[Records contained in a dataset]
☆ ☆ ☆ ☆ ☆
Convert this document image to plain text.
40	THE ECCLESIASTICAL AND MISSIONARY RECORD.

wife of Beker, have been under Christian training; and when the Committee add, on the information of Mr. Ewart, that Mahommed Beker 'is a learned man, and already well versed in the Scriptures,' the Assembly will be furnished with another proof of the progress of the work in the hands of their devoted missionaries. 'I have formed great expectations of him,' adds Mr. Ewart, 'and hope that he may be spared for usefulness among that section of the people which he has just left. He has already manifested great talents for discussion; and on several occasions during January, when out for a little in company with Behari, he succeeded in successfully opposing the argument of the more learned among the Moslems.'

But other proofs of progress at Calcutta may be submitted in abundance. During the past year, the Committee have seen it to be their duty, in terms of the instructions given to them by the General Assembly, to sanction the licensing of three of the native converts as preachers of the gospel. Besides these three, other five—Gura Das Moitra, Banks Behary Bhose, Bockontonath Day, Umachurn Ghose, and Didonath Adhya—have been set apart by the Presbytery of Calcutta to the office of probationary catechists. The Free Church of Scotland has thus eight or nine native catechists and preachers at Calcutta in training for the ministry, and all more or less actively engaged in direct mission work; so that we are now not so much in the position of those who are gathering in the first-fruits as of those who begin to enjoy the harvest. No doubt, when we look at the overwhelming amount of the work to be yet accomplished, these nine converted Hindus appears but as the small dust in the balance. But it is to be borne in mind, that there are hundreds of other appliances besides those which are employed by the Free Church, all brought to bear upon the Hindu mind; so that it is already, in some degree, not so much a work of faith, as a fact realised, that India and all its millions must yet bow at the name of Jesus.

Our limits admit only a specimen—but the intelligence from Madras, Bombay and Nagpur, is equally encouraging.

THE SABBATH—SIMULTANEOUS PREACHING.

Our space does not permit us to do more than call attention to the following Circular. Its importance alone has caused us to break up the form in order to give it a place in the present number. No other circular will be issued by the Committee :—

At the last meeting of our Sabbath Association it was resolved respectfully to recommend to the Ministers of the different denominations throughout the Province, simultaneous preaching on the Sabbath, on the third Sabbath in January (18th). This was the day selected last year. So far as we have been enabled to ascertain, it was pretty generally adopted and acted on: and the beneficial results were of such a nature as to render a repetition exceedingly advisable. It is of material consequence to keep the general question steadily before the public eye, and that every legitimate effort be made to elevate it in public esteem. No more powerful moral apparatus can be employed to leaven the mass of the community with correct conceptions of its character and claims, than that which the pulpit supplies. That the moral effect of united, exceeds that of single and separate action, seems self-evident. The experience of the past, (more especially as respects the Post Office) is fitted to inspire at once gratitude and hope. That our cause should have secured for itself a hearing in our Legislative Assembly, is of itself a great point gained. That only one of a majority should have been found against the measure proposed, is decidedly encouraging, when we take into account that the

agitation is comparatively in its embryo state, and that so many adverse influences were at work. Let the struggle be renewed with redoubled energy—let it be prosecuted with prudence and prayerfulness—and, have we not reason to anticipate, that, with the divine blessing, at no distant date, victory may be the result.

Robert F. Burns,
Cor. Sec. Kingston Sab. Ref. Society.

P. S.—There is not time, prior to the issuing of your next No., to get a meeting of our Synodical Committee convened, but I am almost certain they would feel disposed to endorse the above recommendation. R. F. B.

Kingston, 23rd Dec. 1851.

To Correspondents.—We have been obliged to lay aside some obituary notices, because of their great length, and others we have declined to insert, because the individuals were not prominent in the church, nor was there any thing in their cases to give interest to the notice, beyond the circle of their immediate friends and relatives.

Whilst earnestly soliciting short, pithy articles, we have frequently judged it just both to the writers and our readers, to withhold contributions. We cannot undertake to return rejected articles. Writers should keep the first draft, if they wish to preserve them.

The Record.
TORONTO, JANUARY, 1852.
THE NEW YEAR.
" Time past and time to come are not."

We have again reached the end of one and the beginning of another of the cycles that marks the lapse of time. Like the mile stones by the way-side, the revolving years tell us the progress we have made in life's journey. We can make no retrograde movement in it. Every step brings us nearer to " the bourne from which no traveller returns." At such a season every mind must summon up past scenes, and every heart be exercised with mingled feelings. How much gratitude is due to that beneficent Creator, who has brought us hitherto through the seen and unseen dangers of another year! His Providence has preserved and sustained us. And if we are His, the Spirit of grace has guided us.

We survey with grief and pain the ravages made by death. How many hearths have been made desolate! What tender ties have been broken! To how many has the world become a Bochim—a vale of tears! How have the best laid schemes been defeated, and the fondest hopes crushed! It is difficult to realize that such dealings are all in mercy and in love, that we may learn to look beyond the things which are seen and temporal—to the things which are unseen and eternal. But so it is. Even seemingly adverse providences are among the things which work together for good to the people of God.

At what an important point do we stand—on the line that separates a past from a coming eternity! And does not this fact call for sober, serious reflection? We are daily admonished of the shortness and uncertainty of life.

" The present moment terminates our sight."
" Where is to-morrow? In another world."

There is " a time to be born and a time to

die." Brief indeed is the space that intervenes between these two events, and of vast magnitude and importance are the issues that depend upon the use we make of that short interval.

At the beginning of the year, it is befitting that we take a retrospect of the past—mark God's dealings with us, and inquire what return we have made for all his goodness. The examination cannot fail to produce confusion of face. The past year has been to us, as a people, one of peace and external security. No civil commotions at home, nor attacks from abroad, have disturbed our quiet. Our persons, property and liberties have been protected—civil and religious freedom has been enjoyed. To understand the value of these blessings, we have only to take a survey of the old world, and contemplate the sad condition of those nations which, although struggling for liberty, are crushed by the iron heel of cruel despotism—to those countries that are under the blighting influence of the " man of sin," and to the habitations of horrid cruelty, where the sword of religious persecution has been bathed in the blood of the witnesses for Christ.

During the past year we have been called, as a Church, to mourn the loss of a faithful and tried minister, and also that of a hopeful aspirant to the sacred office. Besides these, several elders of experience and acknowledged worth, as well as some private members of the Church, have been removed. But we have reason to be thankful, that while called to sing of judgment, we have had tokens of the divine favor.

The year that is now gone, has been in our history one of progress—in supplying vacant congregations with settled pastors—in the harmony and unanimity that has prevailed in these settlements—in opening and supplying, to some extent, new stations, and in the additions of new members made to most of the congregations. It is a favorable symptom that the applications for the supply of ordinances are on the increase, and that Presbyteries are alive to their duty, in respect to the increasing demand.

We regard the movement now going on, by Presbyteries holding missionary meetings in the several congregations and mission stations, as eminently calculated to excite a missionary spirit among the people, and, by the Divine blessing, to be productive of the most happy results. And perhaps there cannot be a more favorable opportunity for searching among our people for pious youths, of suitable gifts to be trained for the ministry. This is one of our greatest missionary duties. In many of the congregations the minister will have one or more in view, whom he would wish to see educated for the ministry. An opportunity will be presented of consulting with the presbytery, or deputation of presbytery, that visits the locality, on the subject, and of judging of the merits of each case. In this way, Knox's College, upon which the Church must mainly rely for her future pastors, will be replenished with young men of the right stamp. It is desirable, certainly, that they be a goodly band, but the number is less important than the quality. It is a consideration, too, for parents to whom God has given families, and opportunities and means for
☆ ☆ ☆ ☆ ☆
▸ **Problem description**: Copy every line of the entries above in which "Kingston" occurs.

▸ **Answer to this problem**:
Cor. Sec. Kingston Sab. Ref. Society.
Kingston, 23rd Dec. 1851.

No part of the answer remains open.